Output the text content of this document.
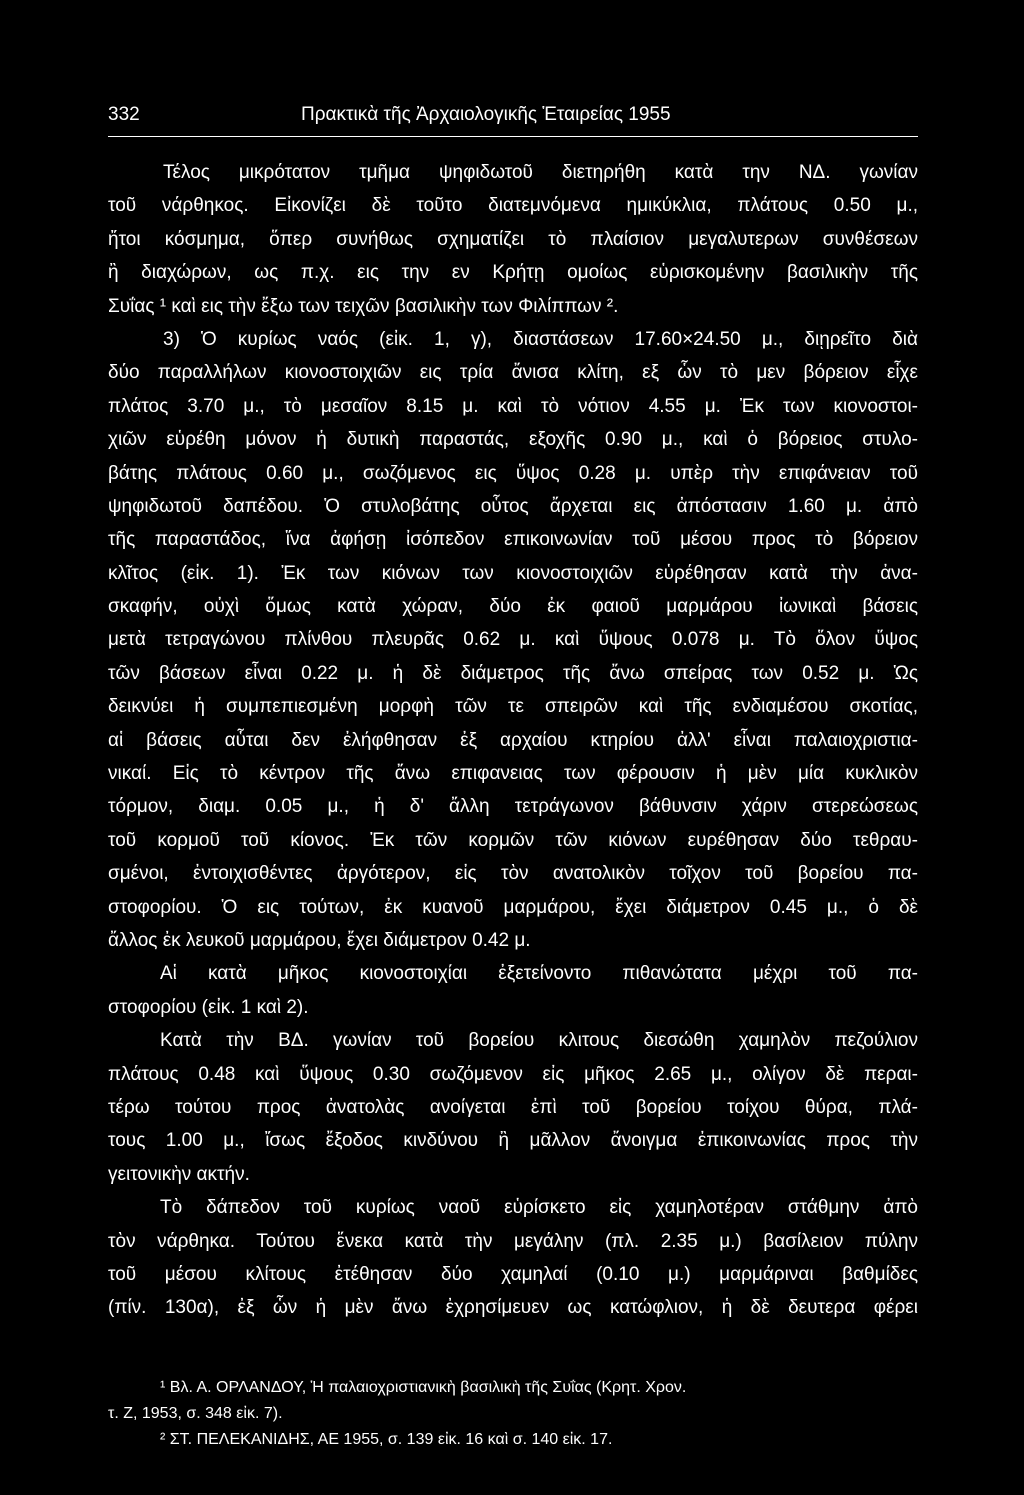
332	Πρακτικὰ τῆς Ἀρχαιολογικῆς Ἑταιρείας 1955
Τέλος μικρότατον τμῆμα ψηφιδωτοῦ διετηρήθη κατὰ την ΝΔ. γωνίαν
τοῦ νάρθηκος. Εἰκονίζει δὲ τοῦτο διατεμνόμενα ημικύκλια, πλάτους 0.50 μ.,
ἤτοι κόσμημα, ὅπερ συνήθως σχηματίζει τὸ πλαίσιον μεγαλυτερων συνθέσεων
ἢ διαχώρων, ως π.χ. εις την εν Κρήτῃ ομοίως εὑρισκομένην βασιλικὴν τῆς
Συΐας ¹ καὶ εις τὴν ἔξω των τειχῶν βασιλικὴν των Φιλίππων ².
3) Ὁ κυρίως ναός (εἰκ. 1, γ), διαστάσεων 17.60×24.50 μ., διῃρεῖτο διὰ
δύο παραλλήλων κιονοστοιχιῶν εις τρία ἄνισα κλίτη, εξ ὧν τὸ μεν βόρειον εἶχε
πλάτος 3.70 μ., τὸ μεσαῖον 8.15 μ. καὶ τὸ νότιον 4.55 μ. Ἐκ των κιονοστοι-
χιῶν εὑρέθη μόνον ἡ δυτικὴ παραστάς, εξοχῆς 0.90 μ., καὶ ὁ βόρειος στυλο-
βάτης πλάτους 0.60 μ., σωζόμενος εις ὕψος 0.28 μ. υπὲρ τὴν επιφάνειαν τοῦ
ψηφιδωτοῦ δαπέδου. Ὁ στυλοβάτης οὗτος ἄρχεται εις ἀπόστασιν 1.60 μ. ἀπὸ
τῆς παραστάδος, ἵνα ἀφήσῃ ἰσόπεδον επικοινωνίαν τοῦ μέσου προς τὸ βόρειον
κλῖτος (εἰκ. 1). Ἐκ των κιόνων των κιονοστοιχιῶν εὑρέθησαν κατὰ τὴν ἀνα-
σκαφήν, οὐχὶ ὅμως κατὰ χώραν, δύο ἐκ φαιοῦ μαρμάρου ἰωνικαὶ βάσεις
μετὰ τετραγώνου πλίνθου πλευρᾶς 0.62 μ. καὶ ὕψους 0.078 μ. Τὸ ὅλον ὕψος
τῶν βάσεων εἶναι 0.22 μ. ἡ δὲ διάμετρος τῆς ἄνω σπείρας των 0.52 μ. Ὡς
δεικνύει ἡ συμπεπιεσμένη μορφὴ τῶν τε σπειρῶν καὶ τῆς ενδιαμέσου σκοτίας,
αἱ βάσεις αὗται δεν ἐλήφθησαν ἐξ αρχαίου κτηρίου ἀλλ' εἶναι παλαιοχριστια-
νικαί. Εἰς τὸ κέντρον τῆς ἄνω επιφανειας των φέρουσιν ἡ μὲν μία κυκλικὸν
τόρμον, διαμ. 0.05 μ., ἡ δ' ἄλλη τετράγωνον βάθυνσιν χάριν στερεώσεως
τοῦ κορμοῦ τοῦ κίονος. Ἐκ τῶν κορμῶν τῶν κιόνων ευρέθησαν δύο τεθραυ-
σμένοι, ἐντοιχισθέντες ἀργότερον, εἰς τὸν ανατολικὸν τοῖχον τοῦ βορείου πα-
στοφορίου. Ὁ εις τούτων, ἐκ κυανοῦ μαρμάρου, ἔχει διάμετρον 0.45 μ., ὁ δὲ
ἄλλος ἐκ λευκοῦ μαρμάρου, ἔχει διάμετρον 0.42 μ.
Αἱ κατὰ μῆκος κιονοστοιχίαι ἐξετείνοντο πιθανώτατα μέχρι τοῦ πα-
στοφορίου (εἰκ. 1 καὶ 2).
Κατὰ τὴν ΒΔ. γωνίαν τοῦ βορείου κλιτους διεσώθη χαμηλὸν πεζούλιον
πλάτους 0.48 καὶ ὕψους 0.30 σωζόμενον εἰς μῆκος 2.65 μ., ολίγον δὲ περαι-
τέρω τούτου προς ἀνατολὰς ανοίγεται ἐπὶ τοῦ βορείου τοίχου θύρα, πλά-
τους 1.00 μ., ἴσως ἔξοδος κινδύνου ἢ μᾶλλον ἄνοιγμα ἐπικοινωνίας προς τὴν
γειτονικὴν ακτήν.
Τὸ δάπεδον τοῦ κυρίως ναοῦ εὑρίσκετο εἰς χαμηλοτέραν στάθμην ἀπὸ
τὸν νάρθηκα. Τούτου ἕνεκα κατὰ τὴν μεγάλην (πλ. 2.35 μ.) βασίλειον πύλην
τοῦ μέσου κλίτους ἐτέθησαν δύο χαμηλαί (0.10 μ.) μαρμάριναι βαθμίδες
(πίν. 130α), ἐξ ὧν ἡ μὲν ἄνω ἐχρησίμευεν ως κατώφλιον, ἡ δὲ δευτερα φέρει
¹ Βλ. Α. ΟΡΛΑΝΔΟΥ, Ἡ παλαιοχριστιανικὴ βασιλικὴ τῆς Συΐας (Κρητ. Χρον.
τ. Ζ, 1953, σ. 348 εἰκ. 7).
² ΣΤ. ΠΕΛΕΚΑΝΙΔΗΣ, ΑΕ 1955, σ. 139 εἰκ. 16 καὶ σ. 140 εἰκ. 17.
--*--
*Task prompt*. Pictures in the records above are not copied; print everything else exactly.

*Result of this exercise*.
Output the text content of this document.
332	Πρακτικὰ τῆς Ἀρχαιολογικῆς Ἑταιρείας 1955
Τέλος μικρότατον τμῆμα ψηφιδωτοῦ διετηρήθη κατὰ την ΝΔ. γωνίαν
τοῦ νάρθηκος. Εἰκονίζει δὲ τοῦτο διατεμνόμενα ημικύκλια, πλάτους 0.50 μ.,
ἤτοι κόσμημα, ὅπερ συνήθως σχηματίζει τὸ πλαίσιον μεγαλυτερων συνθέσεων
ἢ διαχώρων, ως π.χ. εις την εν Κρήτῃ ομοίως εὑρισκομένην βασιλικὴν τῆς
Συΐας ¹ καὶ εις τὴν ἔξω των τειχῶν βασιλικὴν των Φιλίππων ².
3) Ὁ κυρίως ναός (εἰκ. 1, γ), διαστάσεων 17.60×24.50 μ., διῃρεῖτο διὰ
δύο παραλλήλων κιονοστοιχιῶν εις τρία ἄνισα κλίτη, εξ ὧν τὸ μεν βόρειον εἶχε
πλάτος 3.70 μ., τὸ μεσαῖον 8.15 μ. καὶ τὸ νότιον 4.55 μ. Ἐκ των κιονοστοι-
χιῶν εὑρέθη μόνον ἡ δυτικὴ παραστάς, εξοχῆς 0.90 μ., καὶ ὁ βόρειος στυλο-
βάτης πλάτους 0.60 μ., σωζόμενος εις ὕψος 0.28 μ. υπὲρ τὴν επιφάνειαν τοῦ
ψηφιδωτοῦ δαπέδου. Ὁ στυλοβάτης οὗτος ἄρχεται εις ἀπόστασιν 1.60 μ. ἀπὸ
τῆς παραστάδος, ἵνα ἀφήσῃ ἰσόπεδον επικοινωνίαν τοῦ μέσου προς τὸ βόρειον
κλῖτος (εἰκ. 1). Ἐκ των κιόνων των κιονοστοιχιῶν εὑρέθησαν κατὰ τὴν ἀνα-
σκαφήν, οὐχὶ ὅμως κατὰ χώραν, δύο ἐκ φαιοῦ μαρμάρου ἰωνικαὶ βάσεις
μετὰ τετραγώνου πλίνθου πλευρᾶς 0.62 μ. καὶ ὕψους 0.078 μ. Τὸ ὅλον ὕψος
τῶν βάσεων εἶναι 0.22 μ. ἡ δὲ διάμετρος τῆς ἄνω σπείρας των 0.52 μ. Ὡς
δεικνύει ἡ συμπεπιεσμένη μορφὴ τῶν τε σπειρῶν καὶ τῆς ενδιαμέσου σκοτίας,
αἱ βάσεις αὗται δεν ἐλήφθησαν ἐξ αρχαίου κτηρίου ἀλλ' εἶναι παλαιοχριστια-
νικαί. Εἰς τὸ κέντρον τῆς ἄνω επιφανειας των φέρουσιν ἡ μὲν μία κυκλικὸν
τόρμον, διαμ. 0.05 μ., ἡ δ' ἄλλη τετράγωνον βάθυνσιν χάριν στερεώσεως
τοῦ κορμοῦ τοῦ κίονος. Ἐκ τῶν κορμῶν τῶν κιόνων ευρέθησαν δύο τεθραυ-
σμένοι, ἐντοιχισθέντες ἀργότερον, εἰς τὸν ανατολικὸν τοῖχον τοῦ βορείου πα-
στοφορίου. Ὁ εις τούτων, ἐκ κυανοῦ μαρμάρου, ἔχει διάμετρον 0.45 μ., ὁ δὲ
ἄλλος ἐκ λευκοῦ μαρμάρου, ἔχει διάμετρον 0.42 μ.
Αἱ κατὰ μῆκος κιονοστοιχίαι ἐξετείνοντο πιθανώτατα μέχρι τοῦ πα-
στοφορίου (εἰκ. 1 καὶ 2).
Κατὰ τὴν ΒΔ. γωνίαν τοῦ βορείου κλιτους διεσώθη χαμηλὸν πεζούλιον
πλάτους 0.48 καὶ ὕψους 0.30 σωζόμενον εἰς μῆκος 2.65 μ., ολίγον δὲ περαι-
τέρω τούτου προς ἀνατολὰς ανοίγεται ἐπὶ τοῦ βορείου τοίχου θύρα, πλά-
τους 1.00 μ., ἴσως ἔξοδος κινδύνου ἢ μᾶλλον ἄνοιγμα ἐπικοινωνίας προς τὴν
γειτονικὴν ακτήν.
Τὸ δάπεδον τοῦ κυρίως ναοῦ εὑρίσκετο εἰς χαμηλοτέραν στάθμην ἀπὸ
τὸν νάρθηκα. Τούτου ἕνεκα κατὰ τὴν μεγάλην (πλ. 2.35 μ.) βασίλειον πύλην
τοῦ μέσου κλίτους ἐτέθησαν δύο χαμηλαί (0.10 μ.) μαρμάριναι βαθμίδες
(πίν. 130α), ἐξ ὧν ἡ μὲν ἄνω ἐχρησίμευεν ως κατώφλιον, ἡ δὲ δευτερα φέρει
¹ Βλ. Α. ΟΡΛΑΝΔΟΥ, Ἡ παλαιοχριστιανικὴ βασιλικὴ τῆς Συΐας (Κρητ. Χρον.
τ. Ζ, 1953, σ. 348 εἰκ. 7).
² ΣΤ. ΠΕΛΕΚΑΝΙΔΗΣ, ΑΕ 1955, σ. 139 εἰκ. 16 καὶ σ. 140 εἰκ. 17.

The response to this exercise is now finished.